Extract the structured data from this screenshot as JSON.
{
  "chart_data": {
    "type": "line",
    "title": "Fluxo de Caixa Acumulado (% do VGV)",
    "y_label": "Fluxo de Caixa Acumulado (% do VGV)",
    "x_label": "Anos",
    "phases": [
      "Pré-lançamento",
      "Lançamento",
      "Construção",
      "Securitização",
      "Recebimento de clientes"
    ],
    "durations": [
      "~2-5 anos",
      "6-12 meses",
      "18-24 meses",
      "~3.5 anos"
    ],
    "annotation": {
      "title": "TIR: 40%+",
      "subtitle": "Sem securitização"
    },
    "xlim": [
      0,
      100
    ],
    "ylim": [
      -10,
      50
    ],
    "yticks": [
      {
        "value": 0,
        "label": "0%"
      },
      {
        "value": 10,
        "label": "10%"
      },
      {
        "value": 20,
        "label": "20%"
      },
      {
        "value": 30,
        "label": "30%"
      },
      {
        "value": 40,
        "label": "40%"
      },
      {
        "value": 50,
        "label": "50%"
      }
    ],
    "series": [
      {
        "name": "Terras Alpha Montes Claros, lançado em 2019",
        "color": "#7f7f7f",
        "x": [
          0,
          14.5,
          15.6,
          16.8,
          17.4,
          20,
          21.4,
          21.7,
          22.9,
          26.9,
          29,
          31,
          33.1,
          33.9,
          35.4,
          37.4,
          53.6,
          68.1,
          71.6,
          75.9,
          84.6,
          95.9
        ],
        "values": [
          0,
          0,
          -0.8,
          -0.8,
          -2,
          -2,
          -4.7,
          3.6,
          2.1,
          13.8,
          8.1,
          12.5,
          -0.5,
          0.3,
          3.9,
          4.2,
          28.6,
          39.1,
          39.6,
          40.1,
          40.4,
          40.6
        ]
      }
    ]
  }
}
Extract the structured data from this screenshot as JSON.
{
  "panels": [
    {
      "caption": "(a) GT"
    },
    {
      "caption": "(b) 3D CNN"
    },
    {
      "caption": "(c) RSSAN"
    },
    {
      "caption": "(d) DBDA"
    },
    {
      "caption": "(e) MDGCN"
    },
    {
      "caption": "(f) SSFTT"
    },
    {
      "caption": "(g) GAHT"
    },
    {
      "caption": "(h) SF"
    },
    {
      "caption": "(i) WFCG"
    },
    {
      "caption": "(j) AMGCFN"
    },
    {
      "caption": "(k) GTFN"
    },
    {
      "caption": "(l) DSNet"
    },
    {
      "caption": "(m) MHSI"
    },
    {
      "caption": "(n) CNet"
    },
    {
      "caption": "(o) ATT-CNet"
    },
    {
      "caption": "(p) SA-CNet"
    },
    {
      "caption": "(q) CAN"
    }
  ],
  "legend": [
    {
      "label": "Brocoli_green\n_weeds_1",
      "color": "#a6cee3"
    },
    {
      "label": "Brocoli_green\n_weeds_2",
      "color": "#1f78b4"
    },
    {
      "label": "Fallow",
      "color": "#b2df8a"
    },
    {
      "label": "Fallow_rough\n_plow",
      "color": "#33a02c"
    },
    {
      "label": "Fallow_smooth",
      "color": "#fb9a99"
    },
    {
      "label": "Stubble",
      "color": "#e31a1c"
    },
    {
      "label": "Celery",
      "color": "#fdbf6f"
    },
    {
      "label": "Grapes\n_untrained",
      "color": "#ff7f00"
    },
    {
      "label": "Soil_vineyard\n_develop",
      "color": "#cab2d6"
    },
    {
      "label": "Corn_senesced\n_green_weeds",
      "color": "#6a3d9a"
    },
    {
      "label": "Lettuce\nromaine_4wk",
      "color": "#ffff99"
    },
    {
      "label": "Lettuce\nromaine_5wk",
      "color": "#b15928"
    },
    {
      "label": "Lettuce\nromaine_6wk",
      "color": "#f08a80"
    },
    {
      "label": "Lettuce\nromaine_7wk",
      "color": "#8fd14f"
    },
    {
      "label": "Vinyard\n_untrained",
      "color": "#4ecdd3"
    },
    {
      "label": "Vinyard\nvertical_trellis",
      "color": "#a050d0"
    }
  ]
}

**GIVEN REQUEST:** Using the data above, return each line exactly as written.

**THE REPLY:**
Extract the structured data from this screenshot as JSON.
{
  "chart_data": {
    "type": "line",
    "title": "Fluxo de Caixa Acumulado (% do VGV)",
    "y_label": "Fluxo de Caixa Acumulado (% do VGV)",
    "x_label": "Anos",
    "phases": [
      "Pré-lançamento",
      "Lançamento",
      "Construção",
      "Securitização",
      "Recebimento de clientes"
    ],
    "durations": [
      "~2-5 anos",
      "6-12 meses",
      "18-24 meses",
      "~3.5 anos"
    ],
    "annotation": {
      "title": "TIR: 40%+",
      "subtitle": "Sem securitização"
    },
    "xlim": [
      0,
      100
    ],
    "ylim": [
      -10,
      50
    ],
    "yticks": [
      {
        "value": 0,
        "label": "0%"
      },
      {
        "value": 10,
        "label": "10%"
      },
      {
        "value": 20,
        "label": "20%"
      },
      {
        "value": 30,
        "label": "30%"
      },
      {
        "value": 40,
        "label": "40%"
      },
      {
        "value": 50,
        "label": "50%"
      }
    ],
    "series": [
      {
        "name": "Terras Alpha Montes Claros, lançado em 2019",
        "color": "#7f7f7f",
        "x": [
          0,
          14.5,
          15.6,
          16.8,
          17.4,
          20,
          21.4,
          21.7,
          22.9,
          26.9,
          29,
          31,
          33.1,
          33.9,
          35.4,
          37.4,
          53.6,
          68.1,
          71.6,
          75.9,
          84.6,
          95.9
        ],
        "values": [
          0,
          0,
          -0.8,
          -0.8,
          -2,
          -2,
          -4.7,
          3.6,
          2.1,
          13.8,
          8.1,
          12.5,
          -0.5,
          0.3,
          3.9,
          4.2,
          28.6,
          39.1,
          39.6,
          40.1,
          40.4,
          40.6
        ]
      }
    ]
  }
}
Extract the structured data from this screenshot as JSON.
{
  "panels": [
    {
      "caption": "(a) GT"
    },
    {
      "caption": "(b) 3D CNN"
    },
    {
      "caption": "(c) RSSAN"
    },
    {
      "caption": "(d) DBDA"
    },
    {
      "caption": "(e) MDGCN"
    },
    {
      "caption": "(f) SSFTT"
    },
    {
      "caption": "(g) GAHT"
    },
    {
      "caption": "(h) SF"
    },
    {
      "caption": "(i) WFCG"
    },
    {
      "caption": "(j) AMGCFN"
    },
    {
      "caption": "(k) GTFN"
    },
    {
      "caption": "(l) DSNet"
    },
    {
      "caption": "(m) MHSI"
    },
    {
      "caption": "(n) CNet"
    },
    {
      "caption": "(o) ATT-CNet"
    },
    {
      "caption": "(p) SA-CNet"
    },
    {
      "caption": "(q) CAN"
    }
  ],
  "legend": [
    {
      "label": "Brocoli_green\n_weeds_1",
      "color": "#a6cee3"
    },
    {
      "label": "Brocoli_green\n_weeds_2",
      "color": "#1f78b4"
    },
    {
      "label": "Fallow",
      "color": "#b2df8a"
    },
    {
      "label": "Fallow_rough\n_plow",
      "color": "#33a02c"
    },
    {
      "label": "Fallow_smooth",
      "color": "#fb9a99"
    },
    {
      "label": "Stubble",
      "color": "#e31a1c"
    },
    {
      "label": "Celery",
      "color": "#fdbf6f"
    },
    {
      "label": "Grapes\n_untrained",
      "color": "#ff7f00"
    },
    {
      "label": "Soil_vineyard\n_develop",
      "color": "#cab2d6"
    },
    {
      "label": "Corn_senesced\n_green_weeds",
      "color": "#6a3d9a"
    },
    {
      "label": "Lettuce\nromaine_4wk",
      "color": "#ffff99"
    },
    {
      "label": "Lettuce\nromaine_5wk",
      "color": "#b15928"
    },
    {
      "label": "Lettuce\nromaine_6wk",
      "color": "#f08a80"
    },
    {
      "label": "Lettuce\nromaine_7wk",
      "color": "#8fd14f"
    },
    {
      "label": "Vinyard\n_untrained",
      "color": "#4ecdd3"
    },
    {
      "label": "Vinyard\nvertical_trellis",
      "color": "#a050d0"
    }
  ]
}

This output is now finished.